--- REQUIREMENTS ---
Reproduce the listing below without any change.

--- GIVEN RECORDS ---
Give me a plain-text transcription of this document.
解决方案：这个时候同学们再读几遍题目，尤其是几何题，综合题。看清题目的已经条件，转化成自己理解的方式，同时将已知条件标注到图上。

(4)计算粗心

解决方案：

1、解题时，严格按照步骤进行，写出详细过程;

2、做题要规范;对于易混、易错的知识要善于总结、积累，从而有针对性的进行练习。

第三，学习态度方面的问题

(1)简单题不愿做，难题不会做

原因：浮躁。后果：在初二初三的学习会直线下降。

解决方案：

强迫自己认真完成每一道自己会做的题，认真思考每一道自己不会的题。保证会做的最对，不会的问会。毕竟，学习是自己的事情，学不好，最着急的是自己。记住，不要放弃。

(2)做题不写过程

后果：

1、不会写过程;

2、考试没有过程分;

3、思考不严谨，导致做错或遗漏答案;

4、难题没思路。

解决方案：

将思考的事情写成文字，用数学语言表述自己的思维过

--- THE REPLY ---
Give me a plain-text transcription of this document.
解决方案：这个时候同学们再读几遍题目，尤其是几何题，综合题。看清题目的已经条件，转化成自己理解的方式，同时将已知条件标注到图上。

(4)计算粗心

解决方案：

1、解题时，严格按照步骤进行，写出详细过程;

2、做题要规范;对于易混、易错的知识要善于总结、积累，从而有针对性的进行练习。

第三，学习态度方面的问题

(1)简单题不愿做，难题不会做

原因：浮躁。后果：在初二初三的学习会直线下降。

解决方案：

强迫自己认真完成每一道自己会做的题，认真思考每一道自己不会的题。保证会做的最对，不会的问会。毕竟，学习是自己的事情，学不好，最着急的是自己。记住，不要放弃。

(2)做题不写过程

后果：

1、不会写过程;

2、考试没有过程分;

3、思考不严谨，导致做错或遗漏答案;

4、难题没思路。

解决方案：

将思考的事情写成文字，用数学语言表述自己的思维过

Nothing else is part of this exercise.